Et si on investissait dans l’hydrogène?

John Plassard, Consultant pour Mirabaud Securities chez Cambridge Securities

4 minutes de lecture

L’hydrogène n’est plus un fantasme avorté. Bienvenus sur un vecteur énergétique du futur…

Toyota Fine Comfort Ride

Comme vous le savez le développement et l’amélioration de l’autonomie des batteries est l’un de mes thèmes de prédilection. Il y a cependant une autre thématique «verte» qui revient en flèche et dans laquelle il est facile d’investir: l’hydrogène. Son développement est d’autant plus important que la demande énergétique est quasi exponentielle. Son association avec le lithium et l’énergie solaire fait aussi sens. Bref, que demander de plus. 

Les faits

Il y a quatre mois, Hydrogène de France (HDF Energy) a annoncé son intention de construire en Guyane la plus grosse centrale du monde de production et de stockage d'électricité renouvelable. Plus grosse que celle de Tesla. 

Son parc de panneaux photovoltaïques de 55 MW sera couplé avec une capacité de stockage de 120 MWh à base d'hydrogène, plus un stockage d'appoint par batteries lithium-ion de 20 MWh. Soit 140 MWh au total, contre 129 MWh pour celle de Tesla, située en Australie. 

L'hydrogène stocke l'énergie sur de longues périodes
et les batteries restituent l'électricité très rapidement.

L'alliance de deux technologies de stockage permet de profiter des avantages de chacune. En effet, l'hydrogène stocke l'énergie sur de longues périodes, tandis que les batteries sont capables de restituer l'électricité très rapidement.
*-*-*
Reproduisez fidèlement le passage du texte sur l'hydrogène, de « Il y a quatre » à « située en Australie. ». Les items qui suivent constituent un matériel distinct du texte.
*-*-*
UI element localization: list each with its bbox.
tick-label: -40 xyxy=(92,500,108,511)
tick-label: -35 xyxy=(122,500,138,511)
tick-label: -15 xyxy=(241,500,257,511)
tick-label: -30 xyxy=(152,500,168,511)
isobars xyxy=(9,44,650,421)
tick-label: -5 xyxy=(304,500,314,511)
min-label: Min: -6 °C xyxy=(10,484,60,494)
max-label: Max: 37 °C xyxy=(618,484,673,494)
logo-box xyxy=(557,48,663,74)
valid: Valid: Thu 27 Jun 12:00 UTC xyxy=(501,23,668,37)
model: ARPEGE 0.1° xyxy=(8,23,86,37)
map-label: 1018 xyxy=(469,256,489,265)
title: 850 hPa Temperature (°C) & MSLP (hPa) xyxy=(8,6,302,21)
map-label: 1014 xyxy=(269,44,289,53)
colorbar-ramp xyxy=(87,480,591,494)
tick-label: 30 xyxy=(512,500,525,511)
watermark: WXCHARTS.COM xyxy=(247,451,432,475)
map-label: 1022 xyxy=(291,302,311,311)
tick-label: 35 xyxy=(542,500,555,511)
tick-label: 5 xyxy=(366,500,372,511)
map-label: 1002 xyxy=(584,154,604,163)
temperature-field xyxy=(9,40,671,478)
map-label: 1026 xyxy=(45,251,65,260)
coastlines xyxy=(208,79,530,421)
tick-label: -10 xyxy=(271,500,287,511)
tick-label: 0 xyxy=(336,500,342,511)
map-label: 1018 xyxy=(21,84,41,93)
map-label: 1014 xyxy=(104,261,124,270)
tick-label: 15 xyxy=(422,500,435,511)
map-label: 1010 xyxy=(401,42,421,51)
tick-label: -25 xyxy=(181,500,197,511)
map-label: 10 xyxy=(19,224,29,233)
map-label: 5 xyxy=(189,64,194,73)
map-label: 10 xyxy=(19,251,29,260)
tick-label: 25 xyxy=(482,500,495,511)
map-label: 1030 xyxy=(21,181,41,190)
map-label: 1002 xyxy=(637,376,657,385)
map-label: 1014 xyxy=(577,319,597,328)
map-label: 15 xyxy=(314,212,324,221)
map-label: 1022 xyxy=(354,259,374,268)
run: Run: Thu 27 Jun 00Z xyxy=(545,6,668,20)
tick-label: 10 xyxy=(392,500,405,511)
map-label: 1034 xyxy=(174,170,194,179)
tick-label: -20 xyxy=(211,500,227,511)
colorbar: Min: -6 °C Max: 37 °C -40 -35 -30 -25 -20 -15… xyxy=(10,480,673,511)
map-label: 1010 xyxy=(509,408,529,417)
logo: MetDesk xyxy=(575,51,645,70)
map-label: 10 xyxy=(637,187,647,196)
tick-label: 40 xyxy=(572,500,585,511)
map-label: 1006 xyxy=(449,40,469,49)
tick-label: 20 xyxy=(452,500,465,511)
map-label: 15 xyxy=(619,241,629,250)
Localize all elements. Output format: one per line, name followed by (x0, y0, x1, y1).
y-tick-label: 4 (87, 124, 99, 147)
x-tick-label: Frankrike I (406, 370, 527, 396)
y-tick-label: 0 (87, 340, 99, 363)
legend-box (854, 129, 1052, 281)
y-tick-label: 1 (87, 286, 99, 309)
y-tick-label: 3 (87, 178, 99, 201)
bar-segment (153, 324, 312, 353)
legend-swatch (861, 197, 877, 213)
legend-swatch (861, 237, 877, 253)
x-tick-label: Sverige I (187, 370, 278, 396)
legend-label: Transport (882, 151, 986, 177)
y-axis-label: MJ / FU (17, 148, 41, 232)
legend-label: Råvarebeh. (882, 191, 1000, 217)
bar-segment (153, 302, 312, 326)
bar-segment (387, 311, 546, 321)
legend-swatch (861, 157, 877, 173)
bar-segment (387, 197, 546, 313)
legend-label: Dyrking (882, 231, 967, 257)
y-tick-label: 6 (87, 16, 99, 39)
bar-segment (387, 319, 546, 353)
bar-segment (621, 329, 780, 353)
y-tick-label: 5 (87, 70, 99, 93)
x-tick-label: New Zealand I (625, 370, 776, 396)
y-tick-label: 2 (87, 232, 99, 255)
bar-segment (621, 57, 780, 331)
*-*-*
## Réponse rédigée
Il y a quatre mois, Hydrogène de France (HDF Energy) a annoncé son intention de construire en Guyane la plus grosse centrale du monde de production et de stockage d'électricité renouvelable. Plus grosse que celle de Tesla. 

Son parc de panneaux photovoltaïques de 55 MW sera couplé avec une capacité de stockage de 120 MWh à base d'hydrogène, plus un stockage d'appoint par batteries lithium-ion de 20 MWh. Soit 140 MWh au total, contre 129 MWh pour celle de Tesla, située en Australie.